## Your objective
Pick up the court opinion below on the injunction bond dispute and continue it from its last sentence.

## Source excerpt
The trial court issued a preliminary injunction on March 11, 1992, on appellees petition for same, enjoining and restraining appellants from "dissipating, transferring, alienating or converting any assets and all income owned by Philip J. Smythe, Sr. as of April 30, 1990." Trial court opinion dated January 22, 1997 at 2. On July 30, 1992, appellant filed a petition to dismiss the injunction and/or motion to require appellees to post bond. The trial court ordered that appellees post a five hundred dollar ($500.00) bond and issued a new preliminary injunction on December 14, 1992. Two days later a hearing was held following the posting of the bond and the trial court sustained the preliminary injunction in this matter with all the same restrictions of the March 11, 1992 order.

On October 22, 1996, appellees were successful in their suit against appellant for assault and battery and intentional infliction of emotional distress. Appellees were awarded $300,000.00 in compensatory and $300,000.00 in punitive damages. Thereafter, on November 15, 1996, appellant filed a "Motion for Enforcement of Pa. R.C.P. Rule 1531(b) Improvidently Issued Injunction and Resulting Damages For Cause Shown" asserting that the initial injunction was a nullity because the proper bond was not posted. Further, Appellant argued that the error created by said injunction could not be cured. The trial court denied appellant's motion on November 22, 1996, and appellant filed this appeal on December 2, 1996.

Appellant raises the following issues for our review:

1. Did the trial court below, commit an error and act without jurisdiction by re-issuing, with a bond, an improvidently issued injunction, therefore violating Pa. R.C.P. Rule 1531(b) and the rights of the appellants?

2. Did the issuing of a preliminary injunction, without the required bond cause the injunction to be an instant nullity and not enforceable according to Pa. R.C.P. Rule 1531(b)?

3. Did the court's re-issuance of the nullified injunction circumvent and/or interfere with appellant's rights to claim "all damages," as a result of the improvidently issued injunction under Pa. R.C.P. Rule 1531(b)?

4. Should the plaintiff counsel know the law and comport with the law, before he undertakes an "extraordinary remedy" that should be considered only with great caution, in seeking an injunction and should plaintiff counsel be held accountable for his violation of the rules?

5. Did the plaintiff's/appellee's violation of Pa.R.C.P. Rule 1531(b) and their attempt to expand and continue this violation by posting a bond nine months after the granting of the improvidently issued injunction, violate and undermine their remedies under the uniform fraudulent conveyance act?

6. The appellants are entitled to "all damages," resulting from a wrongful injunction and should the damages include awards and/or judgments from relating civil actions that are a product of the improvidently issued injunction, if that injunction prevented appellants from competent defense counsel, private investigators and other necessary elements to provide them a reasonable competent defense?

7. Do appellants have the right to refuse to capitulate to appellees wrongful use of an improvidently issued injunction?

8. Did the appellees violation and the court's error with regard to Pa. R.C.P. Rule 1531(b), nullify both the injunction and any Disposition in the pending matter, consistent with the law and Pa. court decisions?

9. Is [sic] the violative actions of the appellees, set forth in this brief, sufficient grounds to dismiss this civil action No. 92-000835-14-5, consistent with the law and Pa. court decisions?

[Saved entries]

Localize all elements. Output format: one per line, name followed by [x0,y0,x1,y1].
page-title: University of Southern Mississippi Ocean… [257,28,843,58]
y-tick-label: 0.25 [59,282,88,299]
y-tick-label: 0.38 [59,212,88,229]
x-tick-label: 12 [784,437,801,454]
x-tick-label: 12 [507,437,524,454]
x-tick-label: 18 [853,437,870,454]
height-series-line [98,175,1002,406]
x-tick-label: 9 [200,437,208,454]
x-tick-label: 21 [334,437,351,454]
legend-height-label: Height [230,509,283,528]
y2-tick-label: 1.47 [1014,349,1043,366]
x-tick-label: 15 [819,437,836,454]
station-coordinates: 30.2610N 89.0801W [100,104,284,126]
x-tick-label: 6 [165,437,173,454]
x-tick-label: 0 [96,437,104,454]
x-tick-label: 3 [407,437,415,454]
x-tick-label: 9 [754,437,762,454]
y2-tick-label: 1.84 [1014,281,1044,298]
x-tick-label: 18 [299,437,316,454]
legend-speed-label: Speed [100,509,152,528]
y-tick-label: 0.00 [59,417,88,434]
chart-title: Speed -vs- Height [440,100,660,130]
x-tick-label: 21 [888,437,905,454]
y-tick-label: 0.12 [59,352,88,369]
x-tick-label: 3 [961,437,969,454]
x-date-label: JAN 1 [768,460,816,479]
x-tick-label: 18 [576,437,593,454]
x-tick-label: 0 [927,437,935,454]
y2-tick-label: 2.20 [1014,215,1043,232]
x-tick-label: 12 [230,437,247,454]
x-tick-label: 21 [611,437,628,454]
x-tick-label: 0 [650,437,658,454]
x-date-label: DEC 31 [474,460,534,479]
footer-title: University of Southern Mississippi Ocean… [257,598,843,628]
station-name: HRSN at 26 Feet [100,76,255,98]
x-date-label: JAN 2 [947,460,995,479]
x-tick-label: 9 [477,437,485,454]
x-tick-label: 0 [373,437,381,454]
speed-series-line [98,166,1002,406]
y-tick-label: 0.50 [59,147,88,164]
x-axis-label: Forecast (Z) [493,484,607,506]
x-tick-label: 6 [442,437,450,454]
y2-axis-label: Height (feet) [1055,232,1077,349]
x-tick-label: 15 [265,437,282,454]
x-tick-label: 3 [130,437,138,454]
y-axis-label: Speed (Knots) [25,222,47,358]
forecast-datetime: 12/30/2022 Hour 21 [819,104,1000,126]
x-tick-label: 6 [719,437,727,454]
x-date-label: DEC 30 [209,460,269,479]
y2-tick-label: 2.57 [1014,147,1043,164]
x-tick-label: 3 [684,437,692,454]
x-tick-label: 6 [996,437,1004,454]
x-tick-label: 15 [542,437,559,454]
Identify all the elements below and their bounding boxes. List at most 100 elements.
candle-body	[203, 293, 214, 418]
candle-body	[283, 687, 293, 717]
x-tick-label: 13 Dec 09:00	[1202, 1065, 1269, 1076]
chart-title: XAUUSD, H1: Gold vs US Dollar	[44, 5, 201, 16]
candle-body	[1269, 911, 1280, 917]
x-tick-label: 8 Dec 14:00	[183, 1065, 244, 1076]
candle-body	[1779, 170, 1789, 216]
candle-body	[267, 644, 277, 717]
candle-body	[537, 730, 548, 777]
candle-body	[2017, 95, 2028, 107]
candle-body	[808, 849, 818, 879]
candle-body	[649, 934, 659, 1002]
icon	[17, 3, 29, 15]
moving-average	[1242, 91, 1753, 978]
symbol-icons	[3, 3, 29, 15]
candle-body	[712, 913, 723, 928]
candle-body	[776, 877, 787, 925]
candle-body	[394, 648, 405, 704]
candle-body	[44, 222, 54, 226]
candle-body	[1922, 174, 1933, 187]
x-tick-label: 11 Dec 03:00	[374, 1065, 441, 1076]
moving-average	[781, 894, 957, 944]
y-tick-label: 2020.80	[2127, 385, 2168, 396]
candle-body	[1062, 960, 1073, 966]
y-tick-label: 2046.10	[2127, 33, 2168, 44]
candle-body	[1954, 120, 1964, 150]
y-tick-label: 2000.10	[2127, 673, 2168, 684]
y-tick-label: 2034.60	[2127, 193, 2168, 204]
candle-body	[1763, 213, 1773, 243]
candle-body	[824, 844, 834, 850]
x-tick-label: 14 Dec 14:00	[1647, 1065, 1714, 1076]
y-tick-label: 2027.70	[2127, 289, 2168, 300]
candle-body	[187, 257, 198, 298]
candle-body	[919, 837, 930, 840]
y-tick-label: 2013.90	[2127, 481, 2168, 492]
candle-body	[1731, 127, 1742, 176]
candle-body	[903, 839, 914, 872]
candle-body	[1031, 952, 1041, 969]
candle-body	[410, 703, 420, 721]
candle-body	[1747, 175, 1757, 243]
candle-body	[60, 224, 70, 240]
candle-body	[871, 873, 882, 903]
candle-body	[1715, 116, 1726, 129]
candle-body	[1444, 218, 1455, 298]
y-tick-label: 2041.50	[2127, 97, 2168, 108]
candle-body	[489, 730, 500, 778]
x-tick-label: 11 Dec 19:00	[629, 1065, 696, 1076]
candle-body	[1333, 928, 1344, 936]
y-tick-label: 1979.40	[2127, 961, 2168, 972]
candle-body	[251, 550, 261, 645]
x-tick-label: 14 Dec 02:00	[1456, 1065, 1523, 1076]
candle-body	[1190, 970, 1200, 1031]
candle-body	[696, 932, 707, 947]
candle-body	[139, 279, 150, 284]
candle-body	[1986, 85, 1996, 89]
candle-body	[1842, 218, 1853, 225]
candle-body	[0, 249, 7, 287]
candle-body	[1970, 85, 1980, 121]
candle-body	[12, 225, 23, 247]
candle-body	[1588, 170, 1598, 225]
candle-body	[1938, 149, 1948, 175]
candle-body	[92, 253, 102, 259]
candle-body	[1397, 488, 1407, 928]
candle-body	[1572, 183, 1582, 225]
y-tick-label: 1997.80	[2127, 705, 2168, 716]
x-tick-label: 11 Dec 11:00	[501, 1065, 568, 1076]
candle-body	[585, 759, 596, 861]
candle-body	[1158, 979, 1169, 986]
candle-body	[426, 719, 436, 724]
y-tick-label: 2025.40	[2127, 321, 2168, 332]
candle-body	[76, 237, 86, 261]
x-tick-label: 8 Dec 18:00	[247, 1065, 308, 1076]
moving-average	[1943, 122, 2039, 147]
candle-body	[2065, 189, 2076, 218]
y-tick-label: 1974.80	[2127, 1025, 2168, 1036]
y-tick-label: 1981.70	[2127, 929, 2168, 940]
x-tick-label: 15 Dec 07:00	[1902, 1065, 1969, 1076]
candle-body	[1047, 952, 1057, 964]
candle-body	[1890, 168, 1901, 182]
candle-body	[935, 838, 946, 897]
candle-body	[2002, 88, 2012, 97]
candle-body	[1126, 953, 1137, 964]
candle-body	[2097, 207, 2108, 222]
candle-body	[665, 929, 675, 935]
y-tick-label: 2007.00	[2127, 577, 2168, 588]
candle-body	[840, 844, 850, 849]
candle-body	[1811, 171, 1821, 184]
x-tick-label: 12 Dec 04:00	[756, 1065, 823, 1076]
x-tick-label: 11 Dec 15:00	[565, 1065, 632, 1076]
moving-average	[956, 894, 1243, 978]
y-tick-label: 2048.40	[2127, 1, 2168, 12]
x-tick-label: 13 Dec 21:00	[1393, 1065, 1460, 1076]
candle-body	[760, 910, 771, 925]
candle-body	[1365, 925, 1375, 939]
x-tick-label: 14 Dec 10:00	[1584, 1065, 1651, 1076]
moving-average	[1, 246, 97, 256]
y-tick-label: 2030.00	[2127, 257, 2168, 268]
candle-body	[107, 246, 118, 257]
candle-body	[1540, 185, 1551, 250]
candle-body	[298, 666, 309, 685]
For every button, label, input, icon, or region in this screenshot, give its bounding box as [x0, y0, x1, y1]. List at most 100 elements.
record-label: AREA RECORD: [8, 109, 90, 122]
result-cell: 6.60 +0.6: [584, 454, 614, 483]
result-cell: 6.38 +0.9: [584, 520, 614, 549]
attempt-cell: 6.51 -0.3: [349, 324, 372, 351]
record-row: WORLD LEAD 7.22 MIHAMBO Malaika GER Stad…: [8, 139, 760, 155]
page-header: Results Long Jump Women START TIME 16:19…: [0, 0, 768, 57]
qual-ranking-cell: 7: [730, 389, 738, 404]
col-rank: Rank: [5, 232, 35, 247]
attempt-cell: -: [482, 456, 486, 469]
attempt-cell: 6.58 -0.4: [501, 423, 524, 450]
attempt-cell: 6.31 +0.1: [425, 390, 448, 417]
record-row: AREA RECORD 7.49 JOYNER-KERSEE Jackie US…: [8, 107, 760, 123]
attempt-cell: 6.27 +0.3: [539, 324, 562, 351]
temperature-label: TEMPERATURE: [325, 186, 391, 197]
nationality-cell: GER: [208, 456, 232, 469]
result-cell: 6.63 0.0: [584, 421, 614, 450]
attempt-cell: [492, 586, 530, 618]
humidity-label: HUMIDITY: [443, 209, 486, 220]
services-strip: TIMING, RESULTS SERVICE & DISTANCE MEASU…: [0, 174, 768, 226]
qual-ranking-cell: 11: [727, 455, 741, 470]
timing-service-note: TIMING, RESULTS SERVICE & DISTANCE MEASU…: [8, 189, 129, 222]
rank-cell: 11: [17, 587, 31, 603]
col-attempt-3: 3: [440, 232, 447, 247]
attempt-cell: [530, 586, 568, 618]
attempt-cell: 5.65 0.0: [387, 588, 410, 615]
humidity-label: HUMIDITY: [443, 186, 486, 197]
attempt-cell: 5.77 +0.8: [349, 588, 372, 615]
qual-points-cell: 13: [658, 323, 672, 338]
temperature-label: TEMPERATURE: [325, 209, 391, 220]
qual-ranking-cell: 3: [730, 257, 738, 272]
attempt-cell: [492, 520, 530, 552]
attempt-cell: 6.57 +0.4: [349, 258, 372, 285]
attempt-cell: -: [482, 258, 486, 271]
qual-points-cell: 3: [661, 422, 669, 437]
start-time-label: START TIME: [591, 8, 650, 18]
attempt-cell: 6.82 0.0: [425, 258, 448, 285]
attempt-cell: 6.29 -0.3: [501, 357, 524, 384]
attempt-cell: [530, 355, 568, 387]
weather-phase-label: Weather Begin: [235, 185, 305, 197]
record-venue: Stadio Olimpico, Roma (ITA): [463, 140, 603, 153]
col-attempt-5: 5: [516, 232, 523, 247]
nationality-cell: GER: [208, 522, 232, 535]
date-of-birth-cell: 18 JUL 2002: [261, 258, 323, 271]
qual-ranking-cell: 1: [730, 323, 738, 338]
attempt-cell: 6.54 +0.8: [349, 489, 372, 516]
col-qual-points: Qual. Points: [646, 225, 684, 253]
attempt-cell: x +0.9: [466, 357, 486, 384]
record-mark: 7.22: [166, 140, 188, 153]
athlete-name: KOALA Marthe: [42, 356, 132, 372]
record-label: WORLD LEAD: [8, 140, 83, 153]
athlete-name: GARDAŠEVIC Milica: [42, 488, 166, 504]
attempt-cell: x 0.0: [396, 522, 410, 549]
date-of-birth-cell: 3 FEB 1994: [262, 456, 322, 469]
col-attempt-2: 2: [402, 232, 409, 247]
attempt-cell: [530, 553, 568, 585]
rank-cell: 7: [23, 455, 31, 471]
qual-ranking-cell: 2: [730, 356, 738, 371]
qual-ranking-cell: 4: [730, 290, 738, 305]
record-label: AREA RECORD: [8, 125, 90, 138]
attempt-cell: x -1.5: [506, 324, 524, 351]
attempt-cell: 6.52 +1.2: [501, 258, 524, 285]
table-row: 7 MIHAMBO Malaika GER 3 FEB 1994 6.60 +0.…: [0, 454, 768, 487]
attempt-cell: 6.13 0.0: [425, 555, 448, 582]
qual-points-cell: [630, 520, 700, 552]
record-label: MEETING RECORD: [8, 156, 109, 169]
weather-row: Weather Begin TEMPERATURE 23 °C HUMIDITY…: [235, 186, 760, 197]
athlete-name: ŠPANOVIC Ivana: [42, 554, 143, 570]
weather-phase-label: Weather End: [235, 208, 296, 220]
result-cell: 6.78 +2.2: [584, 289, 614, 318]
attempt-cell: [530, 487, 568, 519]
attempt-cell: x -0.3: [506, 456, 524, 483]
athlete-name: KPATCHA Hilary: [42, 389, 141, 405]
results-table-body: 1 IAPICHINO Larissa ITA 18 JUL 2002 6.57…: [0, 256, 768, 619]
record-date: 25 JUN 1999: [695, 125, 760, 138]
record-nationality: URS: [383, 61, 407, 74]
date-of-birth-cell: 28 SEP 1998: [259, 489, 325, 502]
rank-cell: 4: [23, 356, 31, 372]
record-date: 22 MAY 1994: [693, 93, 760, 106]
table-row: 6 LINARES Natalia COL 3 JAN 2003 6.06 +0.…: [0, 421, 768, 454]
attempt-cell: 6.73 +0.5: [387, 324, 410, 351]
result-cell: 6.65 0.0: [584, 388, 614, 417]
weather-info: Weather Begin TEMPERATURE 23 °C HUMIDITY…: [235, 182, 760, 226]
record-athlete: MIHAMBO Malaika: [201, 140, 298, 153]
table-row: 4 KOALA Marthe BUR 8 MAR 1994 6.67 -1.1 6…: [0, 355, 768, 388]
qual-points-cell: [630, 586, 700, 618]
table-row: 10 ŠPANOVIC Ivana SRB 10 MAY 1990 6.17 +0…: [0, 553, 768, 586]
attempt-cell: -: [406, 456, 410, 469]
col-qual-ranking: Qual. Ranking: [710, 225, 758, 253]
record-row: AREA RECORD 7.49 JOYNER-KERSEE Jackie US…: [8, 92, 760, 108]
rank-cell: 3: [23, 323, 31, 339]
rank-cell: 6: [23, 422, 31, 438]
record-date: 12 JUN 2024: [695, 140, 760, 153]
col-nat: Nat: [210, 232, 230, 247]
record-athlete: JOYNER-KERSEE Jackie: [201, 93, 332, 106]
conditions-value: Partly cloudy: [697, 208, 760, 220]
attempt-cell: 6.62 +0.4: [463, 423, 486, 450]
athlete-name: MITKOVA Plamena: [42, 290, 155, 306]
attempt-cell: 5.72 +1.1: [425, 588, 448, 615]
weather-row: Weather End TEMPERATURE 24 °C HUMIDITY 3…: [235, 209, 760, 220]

## Task output
Appellant's Brief at 3-4. *fn3

Appellant tries desperately to argue that his appeal is properly before this court. Appellant alleges that he is not appealing the preliminary injunction itself, because that is a nullity in the law, but that he is appealing the trial court's "failure to act to comport with and enforce the Pa. R.C.P. Rule 1531(b) and to stop enforcing the terms of the nullified injunction by arbitrary court actions and the personal whims of the Appellees." Appellant's Brief at 6. The trial court noted that appellant filed this appeal nearly four (4) years from the date of the last preliminary injunction. As the trial court found this appeal to be violative of Pa. R.A.P., Rule 903, 42 Pa. C.S.A., *fn4 it specifically found that:

if this appeal is taken from the Order granted March 11, 1992, it should have been commenced within the thirty (30) days sometime on or before April 11, 1992. If this appeal is taken from the Order entered on December 16, 1992, it should have been commenced within thirty (30) days of that date sometime on or before January 16, 1993.

Trial court opinion at 3. Thus, the trial court denied appellant's motion because it was untimely. We agree. *fn5

Although appellant has tried to conceal the fact that he is complaining of the issuance of the preliminary injunction, that is exactly what he is doing. If appellant wanted to take issue with the propriety of the preliminary injunction, he had every opportunity to do so within the requisite thirty (30) days afforded under Pa. R.A.P, Rule 903, 42 Pa. C.S.A. As appellant has chosen not to exercise his right to do so within the prescribed time period, he cannot be heard now. See In re Greist, 431 Pa. Super. 188, 636 A.2d 193 (1994) (thirty (30) day period from order which finally adjudicates dispute between parties must be construed strictly and this Court has no jurisdiction to excuse a failure to file a timely notice).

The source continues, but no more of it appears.